### Task to carry out:
Quote, without change, all of the lines that follow.

### Given information:
┏━━

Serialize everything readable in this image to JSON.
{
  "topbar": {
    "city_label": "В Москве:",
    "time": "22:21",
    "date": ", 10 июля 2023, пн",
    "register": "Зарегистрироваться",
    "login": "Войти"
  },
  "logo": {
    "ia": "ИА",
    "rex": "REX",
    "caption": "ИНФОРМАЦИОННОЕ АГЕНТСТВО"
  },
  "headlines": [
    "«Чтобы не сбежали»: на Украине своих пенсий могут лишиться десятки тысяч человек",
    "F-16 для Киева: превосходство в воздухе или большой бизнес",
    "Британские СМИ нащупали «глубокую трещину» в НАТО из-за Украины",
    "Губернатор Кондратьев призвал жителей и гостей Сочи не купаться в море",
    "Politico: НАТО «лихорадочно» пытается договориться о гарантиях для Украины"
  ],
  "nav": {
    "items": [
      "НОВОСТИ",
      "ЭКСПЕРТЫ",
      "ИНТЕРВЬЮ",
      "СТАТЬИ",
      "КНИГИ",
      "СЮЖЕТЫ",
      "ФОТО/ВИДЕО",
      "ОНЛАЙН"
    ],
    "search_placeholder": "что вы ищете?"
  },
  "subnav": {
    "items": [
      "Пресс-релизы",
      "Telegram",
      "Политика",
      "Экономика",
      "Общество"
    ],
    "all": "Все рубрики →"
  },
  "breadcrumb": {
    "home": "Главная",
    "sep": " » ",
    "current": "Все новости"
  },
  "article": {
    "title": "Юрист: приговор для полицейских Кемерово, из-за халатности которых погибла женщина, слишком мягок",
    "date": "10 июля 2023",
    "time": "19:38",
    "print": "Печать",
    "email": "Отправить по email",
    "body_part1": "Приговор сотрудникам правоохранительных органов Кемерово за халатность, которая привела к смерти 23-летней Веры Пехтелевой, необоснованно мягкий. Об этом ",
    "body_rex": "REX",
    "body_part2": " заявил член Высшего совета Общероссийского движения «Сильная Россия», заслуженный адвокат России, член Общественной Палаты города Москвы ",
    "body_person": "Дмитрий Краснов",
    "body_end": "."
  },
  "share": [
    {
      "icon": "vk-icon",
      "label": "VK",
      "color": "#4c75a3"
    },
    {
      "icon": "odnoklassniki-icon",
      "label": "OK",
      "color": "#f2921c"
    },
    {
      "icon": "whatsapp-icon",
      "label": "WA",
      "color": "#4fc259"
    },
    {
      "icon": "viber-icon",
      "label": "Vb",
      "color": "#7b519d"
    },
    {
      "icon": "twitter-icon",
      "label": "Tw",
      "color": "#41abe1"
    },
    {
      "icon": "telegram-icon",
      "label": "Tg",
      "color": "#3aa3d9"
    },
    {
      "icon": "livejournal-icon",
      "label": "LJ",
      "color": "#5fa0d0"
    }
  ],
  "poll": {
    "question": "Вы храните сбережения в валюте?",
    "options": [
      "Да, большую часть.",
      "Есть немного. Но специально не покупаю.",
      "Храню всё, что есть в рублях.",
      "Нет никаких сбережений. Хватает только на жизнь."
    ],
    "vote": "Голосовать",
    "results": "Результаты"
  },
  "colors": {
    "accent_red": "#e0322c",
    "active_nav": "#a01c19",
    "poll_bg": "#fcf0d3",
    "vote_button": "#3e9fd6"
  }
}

┗━━

### Answer to the exercise:
Serialize everything readable in this image to JSON.
{
  "topbar": {
    "city_label": "В Москве:",
    "time": "22:21",
    "date": ", 10 июля 2023, пн",
    "register": "Зарегистрироваться",
    "login": "Войти"
  },
  "logo": {
    "ia": "ИА",
    "rex": "REX",
    "caption": "ИНФОРМАЦИОННОЕ АГЕНТСТВО"
  },
  "headlines": [
    "«Чтобы не сбежали»: на Украине своих пенсий могут лишиться десятки тысяч человек",
    "F-16 для Киева: превосходство в воздухе или большой бизнес",
    "Британские СМИ нащупали «глубокую трещину» в НАТО из-за Украины",
    "Губернатор Кондратьев призвал жителей и гостей Сочи не купаться в море",
    "Politico: НАТО «лихорадочно» пытается договориться о гарантиях для Украины"
  ],
  "nav": {
    "items": [
      "НОВОСТИ",
      "ЭКСПЕРТЫ",
      "ИНТЕРВЬЮ",
      "СТАТЬИ",
      "КНИГИ",
      "СЮЖЕТЫ",
      "ФОТО/ВИДЕО",
      "ОНЛАЙН"
    ],
    "search_placeholder": "что вы ищете?"
  },
  "subnav": {
    "items": [
      "Пресс-релизы",
      "Telegram",
      "Политика",
      "Экономика",
      "Общество"
    ],
    "all": "Все рубрики →"
  },
  "breadcrumb": {
    "home": "Главная",
    "sep": " » ",
    "current": "Все новости"
  },
  "article": {
    "title": "Юрист: приговор для полицейских Кемерово, из-за халатности которых погибла женщина, слишком мягок",
    "date": "10 июля 2023",
    "time": "19:38",
    "print": "Печать",
    "email": "Отправить по email",
    "body_part1": "Приговор сотрудникам правоохранительных органов Кемерово за халатность, которая привела к смерти 23-летней Веры Пехтелевой, необоснованно мягкий. Об этом ",
    "body_rex": "REX",
    "body_part2": " заявил член Высшего совета Общероссийского движения «Сильная Россия», заслуженный адвокат России, член Общественной Палаты города Москвы ",
    "body_person": "Дмитрий Краснов",
    "body_end": "."
  },
  "share": [
    {
      "icon": "vk-icon",
      "label": "VK",
      "color": "#4c75a3"
    },
    {
      "icon": "odnoklassniki-icon",
      "label": "OK",
      "color": "#f2921c"
    },
    {
      "icon": "whatsapp-icon",
      "label": "WA",
      "color": "#4fc259"
    },
    {
      "icon": "viber-icon",
      "label": "Vb",
      "color": "#7b519d"
    },
    {
      "icon": "twitter-icon",
      "label": "Tw",
      "color": "#41abe1"
    },
    {
      "icon": "telegram-icon",
      "label": "Tg",
      "color": "#3aa3d9"
    },
    {
      "icon": "livejournal-icon",
      "label": "LJ",
      "color": "#5fa0d0"
    }
  ],
  "poll": {
    "question": "Вы храните сбережения в валюте?",
    "options": [
      "Да, большую часть.",
      "Есть немного. Но специально не покупаю.",
      "Храню всё, что есть в рублях.",
      "Нет никаких сбережений. Хватает только на жизнь."
    ],
    "vote": "Голосовать",
    "results": "Результаты"
  },
  "colors": {
    "accent_red": "#e0322c",
    "active_nav": "#a01c19",
    "poll_bg": "#fcf0d3",
    "vote_button": "#3e9fd6"
  }
}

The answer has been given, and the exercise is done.